Extracted data entries
—————

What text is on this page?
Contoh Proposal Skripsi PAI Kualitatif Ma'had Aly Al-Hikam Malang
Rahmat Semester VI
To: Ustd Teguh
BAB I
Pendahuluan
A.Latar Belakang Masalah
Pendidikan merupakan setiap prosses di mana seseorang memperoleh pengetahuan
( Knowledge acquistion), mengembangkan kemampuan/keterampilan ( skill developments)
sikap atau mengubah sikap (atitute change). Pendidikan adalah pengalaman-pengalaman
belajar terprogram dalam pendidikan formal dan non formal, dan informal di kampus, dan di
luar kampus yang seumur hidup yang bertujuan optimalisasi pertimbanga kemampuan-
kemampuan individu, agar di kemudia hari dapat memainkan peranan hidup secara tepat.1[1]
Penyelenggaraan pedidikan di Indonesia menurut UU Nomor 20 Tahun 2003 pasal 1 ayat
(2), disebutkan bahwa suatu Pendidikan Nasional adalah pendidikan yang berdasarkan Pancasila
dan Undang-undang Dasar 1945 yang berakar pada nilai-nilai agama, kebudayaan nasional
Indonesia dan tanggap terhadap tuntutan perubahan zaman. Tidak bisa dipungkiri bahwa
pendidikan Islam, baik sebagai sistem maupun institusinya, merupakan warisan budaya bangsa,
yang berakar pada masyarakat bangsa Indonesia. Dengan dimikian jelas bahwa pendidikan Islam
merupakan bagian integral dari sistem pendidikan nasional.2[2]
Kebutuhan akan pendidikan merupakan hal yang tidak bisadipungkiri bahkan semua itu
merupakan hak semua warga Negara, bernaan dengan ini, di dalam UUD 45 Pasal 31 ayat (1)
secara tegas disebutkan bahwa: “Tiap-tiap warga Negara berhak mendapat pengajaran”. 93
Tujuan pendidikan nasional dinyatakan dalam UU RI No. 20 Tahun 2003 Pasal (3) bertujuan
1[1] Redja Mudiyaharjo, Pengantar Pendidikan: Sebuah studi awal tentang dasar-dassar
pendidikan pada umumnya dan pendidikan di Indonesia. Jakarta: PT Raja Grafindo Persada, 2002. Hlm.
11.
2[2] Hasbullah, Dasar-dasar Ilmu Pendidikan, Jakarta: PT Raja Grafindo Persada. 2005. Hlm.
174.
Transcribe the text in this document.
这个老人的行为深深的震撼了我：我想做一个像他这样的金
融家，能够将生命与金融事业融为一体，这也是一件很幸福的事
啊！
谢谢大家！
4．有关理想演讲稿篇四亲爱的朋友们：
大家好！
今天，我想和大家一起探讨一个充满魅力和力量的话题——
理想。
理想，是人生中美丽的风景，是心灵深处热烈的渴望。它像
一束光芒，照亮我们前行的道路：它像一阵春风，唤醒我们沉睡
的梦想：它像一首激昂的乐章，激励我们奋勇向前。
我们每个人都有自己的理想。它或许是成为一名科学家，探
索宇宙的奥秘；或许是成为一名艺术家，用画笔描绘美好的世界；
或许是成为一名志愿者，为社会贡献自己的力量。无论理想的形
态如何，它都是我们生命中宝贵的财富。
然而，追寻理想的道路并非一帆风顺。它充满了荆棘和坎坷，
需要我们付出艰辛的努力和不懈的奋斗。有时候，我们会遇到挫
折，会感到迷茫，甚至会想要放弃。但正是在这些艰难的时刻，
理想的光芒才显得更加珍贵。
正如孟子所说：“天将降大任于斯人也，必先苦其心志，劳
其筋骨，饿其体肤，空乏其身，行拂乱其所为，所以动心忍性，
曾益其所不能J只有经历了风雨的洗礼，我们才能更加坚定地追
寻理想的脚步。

—————

§ **WRITTEN TASK**
Please set down the whole listing above without altering a single line.

§ **SOLUTION**
What text is on this page?
Contoh Proposal Skripsi PAI Kualitatif Ma'had Aly Al-Hikam Malang
Rahmat Semester VI
To: Ustd Teguh
BAB I
Pendahuluan
A.Latar Belakang Masalah
Pendidikan merupakan setiap prosses di mana seseorang memperoleh pengetahuan
( Knowledge acquistion), mengembangkan kemampuan/keterampilan ( skill developments)
sikap atau mengubah sikap (atitute change). Pendidikan adalah pengalaman-pengalaman
belajar terprogram dalam pendidikan formal dan non formal, dan informal di kampus, dan di
luar kampus yang seumur hidup yang bertujuan optimalisasi pertimbanga kemampuan-
kemampuan individu, agar di kemudia hari dapat memainkan peranan hidup secara tepat.1[1]
Penyelenggaraan pedidikan di Indonesia menurut UU Nomor 20 Tahun 2003 pasal 1 ayat
(2), disebutkan bahwa suatu Pendidikan Nasional adalah pendidikan yang berdasarkan Pancasila
dan Undang-undang Dasar 1945 yang berakar pada nilai-nilai agama, kebudayaan nasional
Indonesia dan tanggap terhadap tuntutan perubahan zaman. Tidak bisa dipungkiri bahwa
pendidikan Islam, baik sebagai sistem maupun institusinya, merupakan warisan budaya bangsa,
yang berakar pada masyarakat bangsa Indonesia. Dengan dimikian jelas bahwa pendidikan Islam
merupakan bagian integral dari sistem pendidikan nasional.2[2]
Kebutuhan akan pendidikan merupakan hal yang tidak bisadipungkiri bahkan semua itu
merupakan hak semua warga Negara, bernaan dengan ini, di dalam UUD 45 Pasal 31 ayat (1)
secara tegas disebutkan bahwa: “Tiap-tiap warga Negara berhak mendapat pengajaran”. 93
Tujuan pendidikan nasional dinyatakan dalam UU RI No. 20 Tahun 2003 Pasal (3) bertujuan
1[1] Redja Mudiyaharjo, Pengantar Pendidikan: Sebuah studi awal tentang dasar-dassar
pendidikan pada umumnya dan pendidikan di Indonesia. Jakarta: PT Raja Grafindo Persada, 2002. Hlm.
11.
2[2] Hasbullah, Dasar-dasar Ilmu Pendidikan, Jakarta: PT Raja Grafindo Persada. 2005. Hlm.
174.
Transcribe the text in this document.
这个老人的行为深深的震撼了我：我想做一个像他这样的金
融家，能够将生命与金融事业融为一体，这也是一件很幸福的事
啊！
谢谢大家！
4．有关理想演讲稿篇四亲爱的朋友们：
大家好！
今天，我想和大家一起探讨一个充满魅力和力量的话题——
理想。
理想，是人生中美丽的风景，是心灵深处热烈的渴望。它像
一束光芒，照亮我们前行的道路：它像一阵春风，唤醒我们沉睡
的梦想：它像一首激昂的乐章，激励我们奋勇向前。
我们每个人都有自己的理想。它或许是成为一名科学家，探
索宇宙的奥秘；或许是成为一名艺术家，用画笔描绘美好的世界；
或许是成为一名志愿者，为社会贡献自己的力量。无论理想的形
态如何，它都是我们生命中宝贵的财富。
然而，追寻理想的道路并非一帆风顺。它充满了荆棘和坎坷，
需要我们付出艰辛的努力和不懈的奋斗。有时候，我们会遇到挫
折，会感到迷茫，甚至会想要放弃。但正是在这些艰难的时刻，
理想的光芒才显得更加珍贵。
正如孟子所说：“天将降大任于斯人也，必先苦其心志，劳
其筋骨，饿其体肤，空乏其身，行拂乱其所为，所以动心忍性，
曾益其所不能J只有经历了风雨的洗礼，我们才能更加坚定地追
寻理想的脚步。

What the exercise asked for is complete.